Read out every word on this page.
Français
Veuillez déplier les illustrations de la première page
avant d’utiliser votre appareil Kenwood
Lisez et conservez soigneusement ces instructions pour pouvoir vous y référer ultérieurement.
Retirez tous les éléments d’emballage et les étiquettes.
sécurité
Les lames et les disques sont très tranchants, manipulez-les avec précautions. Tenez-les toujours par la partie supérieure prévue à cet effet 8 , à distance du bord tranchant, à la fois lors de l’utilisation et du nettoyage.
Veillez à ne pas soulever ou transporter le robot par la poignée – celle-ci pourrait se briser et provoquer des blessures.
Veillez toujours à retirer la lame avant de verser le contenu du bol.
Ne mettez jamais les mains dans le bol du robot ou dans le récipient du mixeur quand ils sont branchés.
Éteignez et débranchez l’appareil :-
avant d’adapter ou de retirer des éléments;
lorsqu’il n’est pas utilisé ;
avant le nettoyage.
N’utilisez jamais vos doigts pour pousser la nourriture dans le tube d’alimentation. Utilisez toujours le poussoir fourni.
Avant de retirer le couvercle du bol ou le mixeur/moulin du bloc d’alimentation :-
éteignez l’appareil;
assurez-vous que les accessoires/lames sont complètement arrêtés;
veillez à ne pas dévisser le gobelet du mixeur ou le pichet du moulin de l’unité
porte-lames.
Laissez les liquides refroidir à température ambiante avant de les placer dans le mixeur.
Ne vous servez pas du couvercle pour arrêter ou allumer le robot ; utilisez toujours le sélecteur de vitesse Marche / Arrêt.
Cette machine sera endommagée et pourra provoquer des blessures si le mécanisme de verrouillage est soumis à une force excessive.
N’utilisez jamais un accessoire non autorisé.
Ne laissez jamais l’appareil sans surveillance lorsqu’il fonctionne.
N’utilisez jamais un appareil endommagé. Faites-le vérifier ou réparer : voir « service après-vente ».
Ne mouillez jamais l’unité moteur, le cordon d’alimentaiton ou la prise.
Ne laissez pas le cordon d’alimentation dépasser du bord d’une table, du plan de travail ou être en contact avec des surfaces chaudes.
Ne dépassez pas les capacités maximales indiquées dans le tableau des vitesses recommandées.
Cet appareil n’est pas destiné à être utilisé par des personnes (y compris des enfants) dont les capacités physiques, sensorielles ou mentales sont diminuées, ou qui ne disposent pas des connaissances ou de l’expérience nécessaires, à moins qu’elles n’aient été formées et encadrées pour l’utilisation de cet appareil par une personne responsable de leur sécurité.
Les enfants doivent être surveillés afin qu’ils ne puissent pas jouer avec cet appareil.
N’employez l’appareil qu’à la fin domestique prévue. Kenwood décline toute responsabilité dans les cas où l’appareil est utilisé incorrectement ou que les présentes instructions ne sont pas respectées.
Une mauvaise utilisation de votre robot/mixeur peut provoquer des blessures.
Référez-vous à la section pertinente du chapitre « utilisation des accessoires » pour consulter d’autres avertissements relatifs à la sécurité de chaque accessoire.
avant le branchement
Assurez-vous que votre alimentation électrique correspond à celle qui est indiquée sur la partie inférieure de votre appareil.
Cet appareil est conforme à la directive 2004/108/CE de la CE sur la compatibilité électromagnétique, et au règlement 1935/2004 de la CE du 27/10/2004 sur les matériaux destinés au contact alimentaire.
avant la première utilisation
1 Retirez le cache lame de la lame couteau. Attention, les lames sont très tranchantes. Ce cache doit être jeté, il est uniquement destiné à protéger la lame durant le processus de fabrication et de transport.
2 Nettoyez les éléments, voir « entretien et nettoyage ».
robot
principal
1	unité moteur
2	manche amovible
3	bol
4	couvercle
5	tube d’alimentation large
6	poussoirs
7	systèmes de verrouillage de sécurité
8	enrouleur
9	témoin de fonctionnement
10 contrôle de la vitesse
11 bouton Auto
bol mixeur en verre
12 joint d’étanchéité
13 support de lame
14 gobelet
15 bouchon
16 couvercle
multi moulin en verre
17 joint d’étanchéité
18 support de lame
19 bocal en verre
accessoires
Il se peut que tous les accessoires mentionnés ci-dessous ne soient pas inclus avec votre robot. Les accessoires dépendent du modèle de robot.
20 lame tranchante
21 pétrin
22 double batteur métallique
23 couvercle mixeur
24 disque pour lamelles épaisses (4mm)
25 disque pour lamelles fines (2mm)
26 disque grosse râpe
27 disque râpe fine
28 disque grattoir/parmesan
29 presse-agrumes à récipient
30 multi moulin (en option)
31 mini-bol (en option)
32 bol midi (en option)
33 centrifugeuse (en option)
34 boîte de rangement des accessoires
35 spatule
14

- - -

(AIM OF THE EXERCISE): Copy out the full set of records precisely, leaving nothing out.

(RESPONSE FOR THIS EXERCISE):
Read out every word on this page.
Français
Veuillez déplier les illustrations de la première page
avant d’utiliser votre appareil Kenwood
Lisez et conservez soigneusement ces instructions pour pouvoir vous y référer ultérieurement.
Retirez tous les éléments d’emballage et les étiquettes.
sécurité
Les lames et les disques sont très tranchants, manipulez-les avec précautions. Tenez-les toujours par la partie supérieure prévue à cet effet 8 , à distance du bord tranchant, à la fois lors de l’utilisation et du nettoyage.
Veillez à ne pas soulever ou transporter le robot par la poignée – celle-ci pourrait se briser et provoquer des blessures.
Veillez toujours à retirer la lame avant de verser le contenu du bol.
Ne mettez jamais les mains dans le bol du robot ou dans le récipient du mixeur quand ils sont branchés.
Éteignez et débranchez l’appareil :-
avant d’adapter ou de retirer des éléments;
lorsqu’il n’est pas utilisé ;
avant le nettoyage.
N’utilisez jamais vos doigts pour pousser la nourriture dans le tube d’alimentation. Utilisez toujours le poussoir fourni.
Avant de retirer le couvercle du bol ou le mixeur/moulin du bloc d’alimentation :-
éteignez l’appareil;
assurez-vous que les accessoires/lames sont complètement arrêtés;
veillez à ne pas dévisser le gobelet du mixeur ou le pichet du moulin de l’unité
porte-lames.
Laissez les liquides refroidir à température ambiante avant de les placer dans le mixeur.
Ne vous servez pas du couvercle pour arrêter ou allumer le robot ; utilisez toujours le sélecteur de vitesse Marche / Arrêt.
Cette machine sera endommagée et pourra provoquer des blessures si le mécanisme de verrouillage est soumis à une force excessive.
N’utilisez jamais un accessoire non autorisé.
Ne laissez jamais l’appareil sans surveillance lorsqu’il fonctionne.
N’utilisez jamais un appareil endommagé. Faites-le vérifier ou réparer : voir « service après-vente ».
Ne mouillez jamais l’unité moteur, le cordon d’alimentaiton ou la prise.
Ne laissez pas le cordon d’alimentation dépasser du bord d’une table, du plan de travail ou être en contact avec des surfaces chaudes.
Ne dépassez pas les capacités maximales indiquées dans le tableau des vitesses recommandées.
Cet appareil n’est pas destiné à être utilisé par des personnes (y compris des enfants) dont les capacités physiques, sensorielles ou mentales sont diminuées, ou qui ne disposent pas des connaissances ou de l’expérience nécessaires, à moins qu’elles n’aient été formées et encadrées pour l’utilisation de cet appareil par une personne responsable de leur sécurité.
Les enfants doivent être surveillés afin qu’ils ne puissent pas jouer avec cet appareil.
N’employez l’appareil qu’à la fin domestique prévue. Kenwood décline toute responsabilité dans les cas où l’appareil est utilisé incorrectement ou que les présentes instructions ne sont pas respectées.
Une mauvaise utilisation de votre robot/mixeur peut provoquer des blessures.
Référez-vous à la section pertinente du chapitre « utilisation des accessoires » pour consulter d’autres avertissements relatifs à la sécurité de chaque accessoire.
avant le branchement
Assurez-vous que votre alimentation électrique correspond à celle qui est indiquée sur la partie inférieure de votre appareil.
Cet appareil est conforme à la directive 2004/108/CE de la CE sur la compatibilité électromagnétique, et au règlement 1935/2004 de la CE du 27/10/2004 sur les matériaux destinés au contact alimentaire.
avant la première utilisation
1 Retirez le cache lame de la lame couteau. Attention, les lames sont très tranchantes. Ce cache doit être jeté, il est uniquement destiné à protéger la lame durant le processus de fabrication et de transport.
2 Nettoyez les éléments, voir « entretien et nettoyage ».
robot
principal
1	unité moteur
2	manche amovible
3	bol
4	couvercle
5	tube d’alimentation large
6	poussoirs
7	systèmes de verrouillage de sécurité
8	enrouleur
9	témoin de fonctionnement
10 contrôle de la vitesse
11 bouton Auto
bol mixeur en verre
12 joint d’étanchéité
13 support de lame
14 gobelet
15 bouchon
16 couvercle
multi moulin en verre
17 joint d’étanchéité
18 support de lame
19 bocal en verre
accessoires
Il se peut que tous les accessoires mentionnés ci-dessous ne soient pas inclus avec votre robot. Les accessoires dépendent du modèle de robot.
20 lame tranchante
21 pétrin
22 double batteur métallique
23 couvercle mixeur
24 disque pour lamelles épaisses (4mm)
25 disque pour lamelles fines (2mm)
26 disque grosse râpe
27 disque râpe fine
28 disque grattoir/parmesan
29 presse-agrumes à récipient
30 multi moulin (en option)
31 mini-bol (en option)
32 bol midi (en option)
33 centrifugeuse (en option)
34 boîte de rangement des accessoires
35 spatule
14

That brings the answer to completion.